• _Given entries_
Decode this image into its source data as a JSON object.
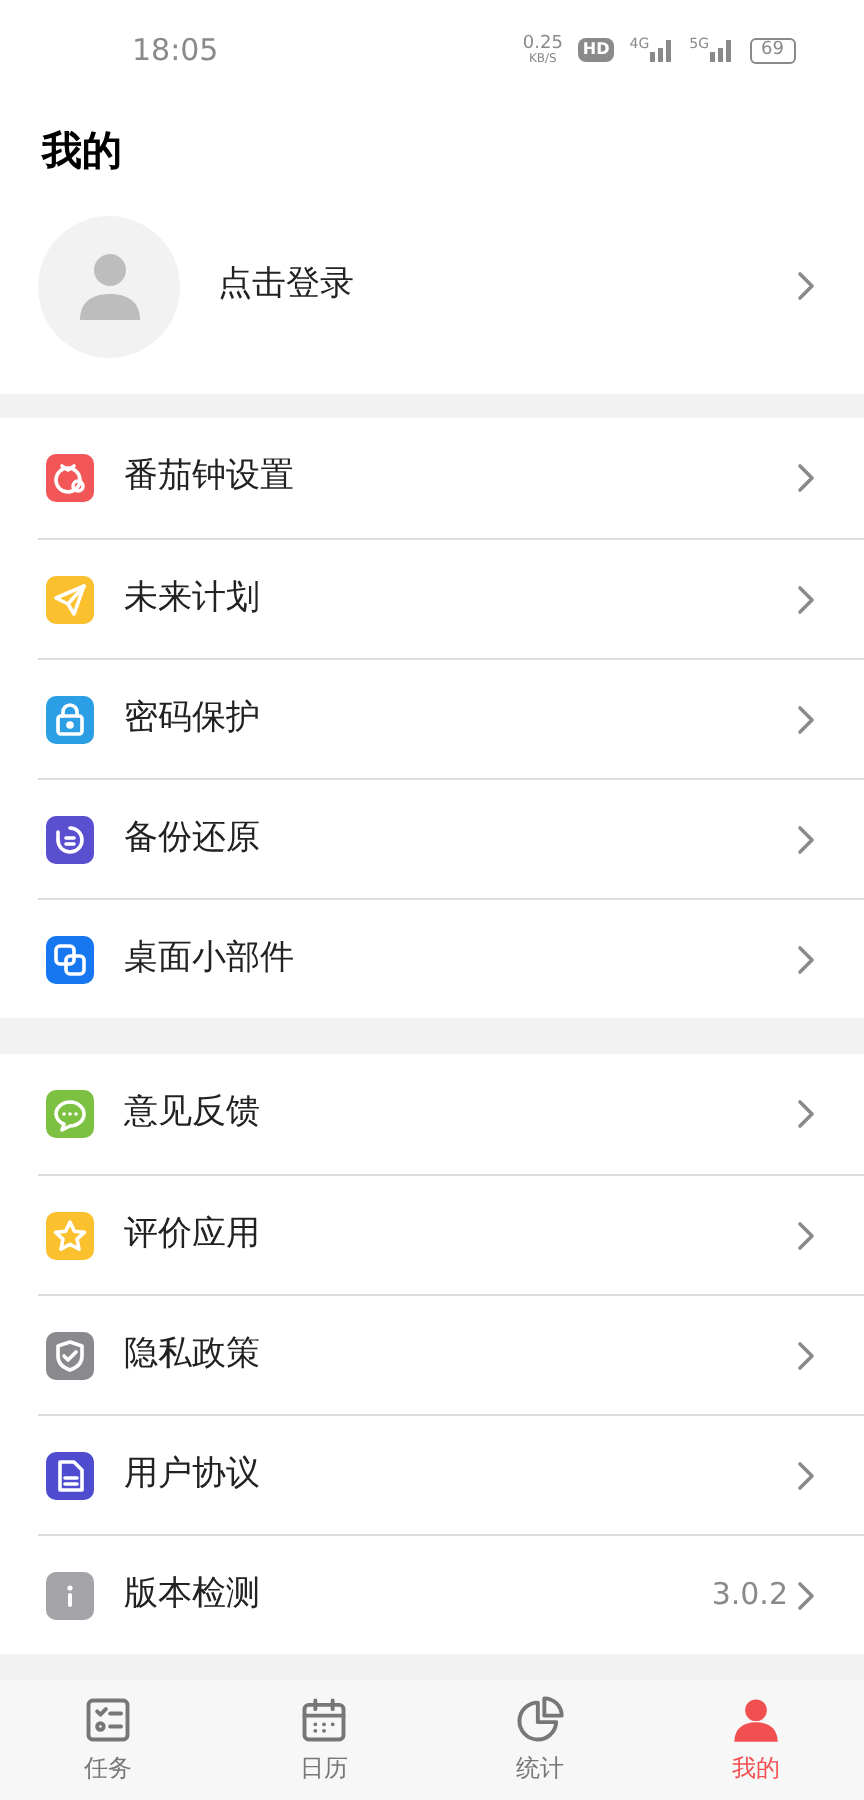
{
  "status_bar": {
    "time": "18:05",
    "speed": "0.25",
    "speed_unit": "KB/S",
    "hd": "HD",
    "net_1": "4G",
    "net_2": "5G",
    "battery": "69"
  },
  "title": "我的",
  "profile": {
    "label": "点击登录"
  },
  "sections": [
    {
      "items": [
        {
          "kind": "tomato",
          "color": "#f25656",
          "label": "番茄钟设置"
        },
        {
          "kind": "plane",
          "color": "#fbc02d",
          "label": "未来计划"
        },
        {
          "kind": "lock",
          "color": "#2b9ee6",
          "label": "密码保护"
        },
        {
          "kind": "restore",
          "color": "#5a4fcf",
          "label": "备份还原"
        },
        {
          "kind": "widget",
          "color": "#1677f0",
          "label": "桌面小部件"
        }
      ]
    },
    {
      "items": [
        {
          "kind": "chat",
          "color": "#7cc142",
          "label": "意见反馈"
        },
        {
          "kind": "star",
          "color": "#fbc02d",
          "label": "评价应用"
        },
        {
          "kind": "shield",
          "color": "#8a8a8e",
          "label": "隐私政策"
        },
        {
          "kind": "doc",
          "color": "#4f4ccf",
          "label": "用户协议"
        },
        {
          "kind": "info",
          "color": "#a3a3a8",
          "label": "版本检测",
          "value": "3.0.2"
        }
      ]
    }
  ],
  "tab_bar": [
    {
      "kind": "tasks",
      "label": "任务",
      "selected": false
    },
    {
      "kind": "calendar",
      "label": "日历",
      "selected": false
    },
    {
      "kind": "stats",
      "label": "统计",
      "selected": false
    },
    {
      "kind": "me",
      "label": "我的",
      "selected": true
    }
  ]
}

• _Instruction_
Write out the listing above again, exactly, but with no pictures in the copy.

• _Solution to the problem_
Decode this image into its source data as a JSON object.
{
  "status_bar": {
    "time": "18:05",
    "speed": "0.25",
    "speed_unit": "KB/S",
    "hd": "HD",
    "net_1": "4G",
    "net_2": "5G",
    "battery": "69"
  },
  "title": "我的",
  "profile": {
    "label": "点击登录"
  },
  "sections": [
    {
      "items": [
        {
          "kind": "tomato",
          "color": "#f25656",
          "label": "番茄钟设置"
        },
        {
          "kind": "plane",
          "color": "#fbc02d",
          "label": "未来计划"
        },
        {
          "kind": "lock",
          "color": "#2b9ee6",
          "label": "密码保护"
        },
        {
          "kind": "restore",
          "color": "#5a4fcf",
          "label": "备份还原"
        },
        {
          "kind": "widget",
          "color": "#1677f0",
          "label": "桌面小部件"
        }
      ]
    },
    {
      "items": [
        {
          "kind": "chat",
          "color": "#7cc142",
          "label": "意见反馈"
        },
        {
          "kind": "star",
          "color": "#fbc02d",
          "label": "评价应用"
        },
        {
          "kind": "shield",
          "color": "#8a8a8e",
          "label": "隐私政策"
        },
        {
          "kind": "doc",
          "color": "#4f4ccf",
          "label": "用户协议"
        },
        {
          "kind": "info",
          "color": "#a3a3a8",
          "label": "版本检测",
          "value": "3.0.2"
        }
      ]
    }
  ],
  "tab_bar": [
    {
      "kind": "tasks",
      "label": "任务",
      "selected": false
    },
    {
      "kind": "calendar",
      "label": "日历",
      "selected": false
    },
    {
      "kind": "stats",
      "label": "统计",
      "selected": false
    },
    {
      "kind": "me",
      "label": "我的",
      "selected": true
    }
  ]
}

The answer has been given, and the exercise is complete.